Collection entries:
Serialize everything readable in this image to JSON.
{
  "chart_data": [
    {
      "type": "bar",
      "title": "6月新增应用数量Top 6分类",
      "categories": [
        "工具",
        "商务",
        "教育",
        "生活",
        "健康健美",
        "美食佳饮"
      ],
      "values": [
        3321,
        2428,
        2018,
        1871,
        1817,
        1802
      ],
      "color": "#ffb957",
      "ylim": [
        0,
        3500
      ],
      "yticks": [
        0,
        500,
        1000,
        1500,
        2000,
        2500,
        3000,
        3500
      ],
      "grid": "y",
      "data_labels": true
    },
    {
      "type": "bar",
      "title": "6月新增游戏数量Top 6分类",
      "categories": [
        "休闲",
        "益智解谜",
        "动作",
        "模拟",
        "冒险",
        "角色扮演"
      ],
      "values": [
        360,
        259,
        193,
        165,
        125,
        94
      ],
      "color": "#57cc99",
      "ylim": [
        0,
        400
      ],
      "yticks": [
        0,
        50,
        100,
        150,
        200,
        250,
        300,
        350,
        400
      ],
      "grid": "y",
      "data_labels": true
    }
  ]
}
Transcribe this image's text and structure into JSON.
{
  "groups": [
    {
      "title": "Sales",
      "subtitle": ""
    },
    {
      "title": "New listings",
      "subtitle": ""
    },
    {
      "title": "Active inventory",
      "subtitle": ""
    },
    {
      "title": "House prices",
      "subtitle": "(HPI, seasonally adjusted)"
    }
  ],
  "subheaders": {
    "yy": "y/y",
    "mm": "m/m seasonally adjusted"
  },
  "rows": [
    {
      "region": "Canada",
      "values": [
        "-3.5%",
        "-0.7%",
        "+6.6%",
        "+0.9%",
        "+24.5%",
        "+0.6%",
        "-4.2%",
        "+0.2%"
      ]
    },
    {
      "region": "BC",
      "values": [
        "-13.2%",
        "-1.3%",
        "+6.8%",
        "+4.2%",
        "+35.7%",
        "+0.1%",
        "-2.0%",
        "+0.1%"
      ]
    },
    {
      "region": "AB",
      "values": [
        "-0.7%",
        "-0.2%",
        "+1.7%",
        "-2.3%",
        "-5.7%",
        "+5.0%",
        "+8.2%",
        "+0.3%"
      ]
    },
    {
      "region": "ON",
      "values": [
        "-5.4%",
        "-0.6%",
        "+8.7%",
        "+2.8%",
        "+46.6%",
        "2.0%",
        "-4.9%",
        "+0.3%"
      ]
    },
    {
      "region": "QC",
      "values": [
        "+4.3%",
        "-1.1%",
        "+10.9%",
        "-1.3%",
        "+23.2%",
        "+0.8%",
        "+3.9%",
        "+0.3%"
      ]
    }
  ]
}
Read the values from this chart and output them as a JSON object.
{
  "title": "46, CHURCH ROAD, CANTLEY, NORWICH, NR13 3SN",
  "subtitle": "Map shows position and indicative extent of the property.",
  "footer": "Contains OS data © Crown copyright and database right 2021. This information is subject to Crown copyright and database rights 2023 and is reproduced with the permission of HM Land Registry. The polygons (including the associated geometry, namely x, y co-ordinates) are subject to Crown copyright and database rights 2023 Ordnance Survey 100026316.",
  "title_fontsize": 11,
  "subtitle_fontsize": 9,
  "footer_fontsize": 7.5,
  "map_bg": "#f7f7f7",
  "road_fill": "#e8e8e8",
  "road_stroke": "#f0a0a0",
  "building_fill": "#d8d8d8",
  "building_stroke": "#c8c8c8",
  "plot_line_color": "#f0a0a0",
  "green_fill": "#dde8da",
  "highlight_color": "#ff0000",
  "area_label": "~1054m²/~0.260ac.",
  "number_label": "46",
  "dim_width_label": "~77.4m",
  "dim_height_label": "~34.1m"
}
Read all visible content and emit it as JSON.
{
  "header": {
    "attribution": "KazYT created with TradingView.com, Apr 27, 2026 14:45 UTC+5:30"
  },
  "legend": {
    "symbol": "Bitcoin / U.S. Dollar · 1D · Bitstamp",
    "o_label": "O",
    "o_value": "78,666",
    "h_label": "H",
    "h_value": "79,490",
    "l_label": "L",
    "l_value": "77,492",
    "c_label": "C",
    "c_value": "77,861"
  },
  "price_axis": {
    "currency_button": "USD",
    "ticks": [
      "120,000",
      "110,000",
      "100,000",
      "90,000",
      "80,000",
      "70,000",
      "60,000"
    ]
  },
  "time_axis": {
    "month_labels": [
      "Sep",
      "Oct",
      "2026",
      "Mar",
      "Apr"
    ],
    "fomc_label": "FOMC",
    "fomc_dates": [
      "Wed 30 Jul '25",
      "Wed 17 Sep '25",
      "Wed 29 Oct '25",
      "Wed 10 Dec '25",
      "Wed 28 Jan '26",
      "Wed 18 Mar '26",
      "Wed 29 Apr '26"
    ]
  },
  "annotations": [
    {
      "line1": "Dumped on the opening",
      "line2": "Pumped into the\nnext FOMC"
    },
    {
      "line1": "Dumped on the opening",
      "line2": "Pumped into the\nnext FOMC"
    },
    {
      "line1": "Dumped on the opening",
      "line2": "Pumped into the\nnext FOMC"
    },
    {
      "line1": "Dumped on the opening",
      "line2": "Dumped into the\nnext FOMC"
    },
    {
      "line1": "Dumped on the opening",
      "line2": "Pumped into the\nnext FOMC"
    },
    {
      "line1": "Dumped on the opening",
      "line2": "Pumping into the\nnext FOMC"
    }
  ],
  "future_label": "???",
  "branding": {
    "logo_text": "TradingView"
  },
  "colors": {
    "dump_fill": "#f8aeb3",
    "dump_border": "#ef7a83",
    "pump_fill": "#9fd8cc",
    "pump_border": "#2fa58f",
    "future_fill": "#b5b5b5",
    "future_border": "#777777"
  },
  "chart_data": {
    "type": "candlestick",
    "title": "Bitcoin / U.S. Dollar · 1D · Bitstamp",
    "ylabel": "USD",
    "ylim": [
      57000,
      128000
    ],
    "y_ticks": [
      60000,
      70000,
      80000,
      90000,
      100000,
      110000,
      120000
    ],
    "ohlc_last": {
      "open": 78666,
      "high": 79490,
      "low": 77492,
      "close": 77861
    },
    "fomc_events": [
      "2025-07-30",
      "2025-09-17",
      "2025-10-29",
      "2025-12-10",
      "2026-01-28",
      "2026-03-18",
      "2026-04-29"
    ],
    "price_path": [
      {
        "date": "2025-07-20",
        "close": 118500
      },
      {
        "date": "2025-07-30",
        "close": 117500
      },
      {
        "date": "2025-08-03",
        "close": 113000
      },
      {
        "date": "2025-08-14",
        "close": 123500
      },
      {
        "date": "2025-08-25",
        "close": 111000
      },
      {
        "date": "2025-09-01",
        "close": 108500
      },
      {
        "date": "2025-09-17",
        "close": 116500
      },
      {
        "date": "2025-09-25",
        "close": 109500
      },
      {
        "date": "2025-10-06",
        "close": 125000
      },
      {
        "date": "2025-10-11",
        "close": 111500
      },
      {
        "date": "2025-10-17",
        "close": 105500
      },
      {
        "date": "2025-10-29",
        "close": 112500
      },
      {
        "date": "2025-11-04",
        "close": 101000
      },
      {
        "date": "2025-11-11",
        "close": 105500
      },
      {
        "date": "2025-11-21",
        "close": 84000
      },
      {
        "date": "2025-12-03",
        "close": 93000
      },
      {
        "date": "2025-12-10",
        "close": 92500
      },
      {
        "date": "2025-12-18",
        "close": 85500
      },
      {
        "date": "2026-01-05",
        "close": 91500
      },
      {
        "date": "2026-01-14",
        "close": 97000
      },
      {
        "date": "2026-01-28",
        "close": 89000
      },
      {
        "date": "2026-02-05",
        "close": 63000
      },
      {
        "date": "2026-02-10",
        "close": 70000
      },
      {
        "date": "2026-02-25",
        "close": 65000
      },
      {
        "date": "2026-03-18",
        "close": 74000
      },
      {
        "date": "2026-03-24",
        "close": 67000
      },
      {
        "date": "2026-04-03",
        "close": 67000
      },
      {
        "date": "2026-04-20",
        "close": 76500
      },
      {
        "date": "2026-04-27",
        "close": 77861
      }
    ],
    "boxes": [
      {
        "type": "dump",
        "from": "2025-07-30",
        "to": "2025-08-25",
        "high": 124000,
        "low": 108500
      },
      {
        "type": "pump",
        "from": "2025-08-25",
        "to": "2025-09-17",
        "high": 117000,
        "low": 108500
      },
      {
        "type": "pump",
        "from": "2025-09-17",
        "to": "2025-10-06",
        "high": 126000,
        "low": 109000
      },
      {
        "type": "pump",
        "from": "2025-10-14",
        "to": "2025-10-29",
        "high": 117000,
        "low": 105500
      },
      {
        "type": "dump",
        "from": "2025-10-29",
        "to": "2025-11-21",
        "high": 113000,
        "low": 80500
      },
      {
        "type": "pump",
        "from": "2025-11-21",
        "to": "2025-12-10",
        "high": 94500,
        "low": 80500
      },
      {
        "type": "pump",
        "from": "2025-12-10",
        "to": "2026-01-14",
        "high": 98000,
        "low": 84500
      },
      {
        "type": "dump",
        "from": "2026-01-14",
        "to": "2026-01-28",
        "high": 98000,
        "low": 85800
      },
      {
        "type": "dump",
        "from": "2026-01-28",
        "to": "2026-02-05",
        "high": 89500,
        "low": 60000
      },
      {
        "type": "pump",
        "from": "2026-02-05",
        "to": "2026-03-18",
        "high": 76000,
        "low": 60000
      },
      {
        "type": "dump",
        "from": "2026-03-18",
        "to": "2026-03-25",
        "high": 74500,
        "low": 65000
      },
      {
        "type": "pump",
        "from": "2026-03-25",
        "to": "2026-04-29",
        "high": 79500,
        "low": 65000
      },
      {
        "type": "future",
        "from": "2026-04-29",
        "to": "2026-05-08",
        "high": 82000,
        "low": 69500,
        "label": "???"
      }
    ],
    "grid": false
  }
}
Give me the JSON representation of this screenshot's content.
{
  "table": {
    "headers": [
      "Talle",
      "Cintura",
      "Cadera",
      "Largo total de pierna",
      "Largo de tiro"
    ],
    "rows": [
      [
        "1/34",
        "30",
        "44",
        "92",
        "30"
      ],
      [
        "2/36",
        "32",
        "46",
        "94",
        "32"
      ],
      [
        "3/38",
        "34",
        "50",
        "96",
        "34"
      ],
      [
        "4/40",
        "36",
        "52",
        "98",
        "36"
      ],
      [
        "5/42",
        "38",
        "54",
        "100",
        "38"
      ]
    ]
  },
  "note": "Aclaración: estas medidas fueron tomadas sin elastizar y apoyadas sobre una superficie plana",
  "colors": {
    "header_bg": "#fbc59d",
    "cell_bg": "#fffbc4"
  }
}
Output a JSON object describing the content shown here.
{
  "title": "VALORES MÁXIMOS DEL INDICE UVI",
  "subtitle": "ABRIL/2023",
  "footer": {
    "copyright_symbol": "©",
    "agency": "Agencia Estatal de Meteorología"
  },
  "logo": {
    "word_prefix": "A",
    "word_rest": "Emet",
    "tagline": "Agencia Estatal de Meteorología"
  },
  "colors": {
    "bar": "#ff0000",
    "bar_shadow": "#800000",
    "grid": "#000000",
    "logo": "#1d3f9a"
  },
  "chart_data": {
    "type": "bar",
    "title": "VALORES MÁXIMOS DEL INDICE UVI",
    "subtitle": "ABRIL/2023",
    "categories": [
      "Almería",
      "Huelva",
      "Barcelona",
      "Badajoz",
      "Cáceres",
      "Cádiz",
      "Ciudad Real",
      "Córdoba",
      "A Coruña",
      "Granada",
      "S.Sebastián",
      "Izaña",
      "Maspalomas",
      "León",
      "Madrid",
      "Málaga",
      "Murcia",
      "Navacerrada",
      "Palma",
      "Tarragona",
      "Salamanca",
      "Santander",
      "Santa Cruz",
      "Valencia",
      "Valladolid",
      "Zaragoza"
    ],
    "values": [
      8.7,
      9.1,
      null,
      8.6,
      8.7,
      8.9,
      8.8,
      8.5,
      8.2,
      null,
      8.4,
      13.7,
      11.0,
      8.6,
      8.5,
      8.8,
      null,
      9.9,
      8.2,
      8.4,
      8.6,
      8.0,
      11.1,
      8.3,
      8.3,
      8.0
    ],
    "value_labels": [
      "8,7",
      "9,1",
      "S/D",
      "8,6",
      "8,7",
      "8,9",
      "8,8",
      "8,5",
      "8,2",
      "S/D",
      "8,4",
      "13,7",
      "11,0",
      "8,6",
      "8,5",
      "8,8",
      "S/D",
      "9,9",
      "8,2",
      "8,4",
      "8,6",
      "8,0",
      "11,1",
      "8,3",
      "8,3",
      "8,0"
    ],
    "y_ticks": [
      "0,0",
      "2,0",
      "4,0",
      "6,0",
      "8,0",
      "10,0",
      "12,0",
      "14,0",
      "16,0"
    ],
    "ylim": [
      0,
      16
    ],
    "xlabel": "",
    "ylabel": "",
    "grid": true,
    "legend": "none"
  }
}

To be done
Copy and report every line where the word "INDICE" is present.

Expected output
  "title": "VALORES MÁXIMOS DEL INDICE UVI",
    "title": "VALORES MÁXIMOS DEL INDICE UVI",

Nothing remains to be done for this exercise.